▶ [Problem] Lay out the material as a Markdown table with the columns Row and Entry, numbering each row and skipping blank lines. Begin at the first line of the material and stop after the line that contains "taskbar: 🔍 Type".

[Layout element entries]
---

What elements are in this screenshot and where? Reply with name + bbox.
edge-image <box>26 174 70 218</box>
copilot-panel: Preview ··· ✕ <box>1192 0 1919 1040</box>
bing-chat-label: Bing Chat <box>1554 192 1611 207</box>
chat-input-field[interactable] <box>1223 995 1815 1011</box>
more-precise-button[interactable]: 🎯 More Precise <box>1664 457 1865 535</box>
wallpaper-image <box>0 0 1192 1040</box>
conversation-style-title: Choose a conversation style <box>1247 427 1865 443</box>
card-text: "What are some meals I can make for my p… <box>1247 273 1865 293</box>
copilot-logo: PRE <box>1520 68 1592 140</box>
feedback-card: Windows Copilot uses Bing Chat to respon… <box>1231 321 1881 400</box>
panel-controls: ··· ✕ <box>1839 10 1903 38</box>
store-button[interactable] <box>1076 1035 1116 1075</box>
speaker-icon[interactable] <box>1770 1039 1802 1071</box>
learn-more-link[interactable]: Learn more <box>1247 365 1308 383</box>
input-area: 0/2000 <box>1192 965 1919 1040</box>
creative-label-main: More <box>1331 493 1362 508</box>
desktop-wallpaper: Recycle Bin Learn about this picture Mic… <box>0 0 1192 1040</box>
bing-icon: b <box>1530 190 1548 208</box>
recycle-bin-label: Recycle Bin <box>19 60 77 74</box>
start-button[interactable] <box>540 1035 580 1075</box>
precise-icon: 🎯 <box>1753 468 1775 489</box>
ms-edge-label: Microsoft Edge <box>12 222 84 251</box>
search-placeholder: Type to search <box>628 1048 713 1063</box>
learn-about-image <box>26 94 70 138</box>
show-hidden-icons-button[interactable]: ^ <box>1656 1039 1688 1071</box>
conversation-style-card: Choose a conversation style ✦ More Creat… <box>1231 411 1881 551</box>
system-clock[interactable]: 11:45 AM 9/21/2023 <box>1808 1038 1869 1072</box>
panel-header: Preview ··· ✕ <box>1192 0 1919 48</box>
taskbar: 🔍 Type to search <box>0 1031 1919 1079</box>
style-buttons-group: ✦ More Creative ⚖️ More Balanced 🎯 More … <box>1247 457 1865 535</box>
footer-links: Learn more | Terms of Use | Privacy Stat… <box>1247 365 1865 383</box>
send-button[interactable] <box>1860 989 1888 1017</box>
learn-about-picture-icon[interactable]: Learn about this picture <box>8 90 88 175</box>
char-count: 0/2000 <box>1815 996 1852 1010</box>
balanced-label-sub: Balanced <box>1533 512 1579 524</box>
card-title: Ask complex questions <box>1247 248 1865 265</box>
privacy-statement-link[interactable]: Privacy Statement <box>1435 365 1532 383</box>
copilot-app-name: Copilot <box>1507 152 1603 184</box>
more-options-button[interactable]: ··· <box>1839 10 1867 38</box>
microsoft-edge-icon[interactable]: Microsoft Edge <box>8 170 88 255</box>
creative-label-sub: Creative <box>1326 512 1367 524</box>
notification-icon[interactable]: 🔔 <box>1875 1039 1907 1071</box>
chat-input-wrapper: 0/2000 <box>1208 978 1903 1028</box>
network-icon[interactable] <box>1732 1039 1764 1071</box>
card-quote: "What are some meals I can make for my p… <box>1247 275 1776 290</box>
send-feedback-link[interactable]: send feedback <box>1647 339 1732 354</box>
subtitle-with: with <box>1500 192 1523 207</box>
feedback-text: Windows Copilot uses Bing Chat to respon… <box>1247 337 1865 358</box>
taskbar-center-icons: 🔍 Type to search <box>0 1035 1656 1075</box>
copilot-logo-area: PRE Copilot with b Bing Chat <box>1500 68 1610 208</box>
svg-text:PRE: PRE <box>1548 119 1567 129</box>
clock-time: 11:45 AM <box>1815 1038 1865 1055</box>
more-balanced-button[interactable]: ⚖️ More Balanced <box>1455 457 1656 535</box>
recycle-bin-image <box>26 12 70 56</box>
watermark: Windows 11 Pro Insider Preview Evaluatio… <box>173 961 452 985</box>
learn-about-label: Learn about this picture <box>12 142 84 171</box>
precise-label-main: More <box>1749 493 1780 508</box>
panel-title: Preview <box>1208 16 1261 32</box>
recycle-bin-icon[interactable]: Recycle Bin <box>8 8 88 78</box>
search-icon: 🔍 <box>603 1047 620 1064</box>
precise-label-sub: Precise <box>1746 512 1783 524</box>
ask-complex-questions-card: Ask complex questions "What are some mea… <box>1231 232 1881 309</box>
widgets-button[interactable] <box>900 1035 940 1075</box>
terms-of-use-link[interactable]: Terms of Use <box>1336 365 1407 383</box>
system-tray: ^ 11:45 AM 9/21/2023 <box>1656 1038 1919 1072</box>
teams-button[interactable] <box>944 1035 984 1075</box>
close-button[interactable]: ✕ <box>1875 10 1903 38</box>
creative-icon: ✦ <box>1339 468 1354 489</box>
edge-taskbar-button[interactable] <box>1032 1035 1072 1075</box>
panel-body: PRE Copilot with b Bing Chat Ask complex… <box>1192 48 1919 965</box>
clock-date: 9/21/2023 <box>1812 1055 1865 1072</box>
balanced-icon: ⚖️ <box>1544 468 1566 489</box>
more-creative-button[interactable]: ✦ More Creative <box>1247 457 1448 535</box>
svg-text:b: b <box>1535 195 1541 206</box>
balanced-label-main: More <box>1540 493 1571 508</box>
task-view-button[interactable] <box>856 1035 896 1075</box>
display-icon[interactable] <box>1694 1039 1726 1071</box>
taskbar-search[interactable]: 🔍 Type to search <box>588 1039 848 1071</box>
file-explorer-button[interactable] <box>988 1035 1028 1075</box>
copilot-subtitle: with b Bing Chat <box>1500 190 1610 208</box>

---

▶ [Written reply]
| Row | Entry |
|---|---|
| 1 | What elements are in this screenshot and where? Reply with name + bbox. |
| 2 | edge-image <box>26 174 70 218</box> |
| 3 | copilot-panel: Preview ··· ✕ <box>1192 0 1919 1040</box> |
| 4 | bing-chat-label: Bing Chat <box>1554 192 1611 207</box> |
| 5 | chat-input-field[interactable] <box>1223 995 1815 1011</box> |
| 6 | more-precise-button[interactable]: 🎯 More Precise <box>1664 457 1865 535</box> |
| 7 | wallpaper-image <box>0 0 1192 1040</box> |
| 8 | conversation-style-title: Choose a conversation style <box>1247 427 1865 443</box> |
| 9 | card-text: "What are some meals I can make for my p… <box>1247 273 1865 293</box> |
| 10 | copilot-logo: PRE <box>1520 68 1592 140</box> |
| 11 | feedback-card: Windows Copilot uses Bing Chat to respon… <box>1231 321 1881 400</box> |
| 12 | panel-controls: ··· ✕ <box>1839 10 1903 38</box> |
| 13 | store-button[interactable] <box>1076 1035 1116 1075</box> |
| 14 | speaker-icon[interactable] <box>1770 1039 1802 1071</box> |
| 15 | learn-more-link[interactable]: Learn more <box>1247 365 1308 383</box> |
| 16 | input-area: 0/2000 <box>1192 965 1919 1040</box> |
| 17 | creative-label-main: More <box>1331 493 1362 508</box> |
| 18 | desktop-wallpaper: Recycle Bin Learn about this picture Mic… <box>0 0 1192 1040</box> |
| 19 | bing-icon: b <box>1530 190 1548 208</box> |
| 20 | recycle-bin-label: Recycle Bin <box>19 60 77 74</box> |
| 21 | start-button[interactable] <box>540 1035 580 1075</box> |
| 22 | precise-icon: 🎯 <box>1753 468 1775 489</box> |
| 23 | ms-edge-label: Microsoft Edge <box>12 222 84 251</box> |
| 24 | search-placeholder: Type to search <box>628 1048 713 1063</box> |
| 25 | learn-about-image <box>26 94 70 138</box> |
| 26 | show-hidden-icons-button[interactable]: ^ <box>1656 1039 1688 1071</box> |
| 27 | conversation-style-card: Choose a conversation style ✦ More Creat… <box>1231 411 1881 551</box> |
| 28 | system-clock[interactable]: 11:45 AM 9/21/2023 <box>1808 1038 1869 1072</box> |
| 29 | panel-header: Preview ··· ✕ <box>1192 0 1919 48</box> |
| 30 | taskbar: 🔍 Type to search <box>0 1031 1919 1079</box> |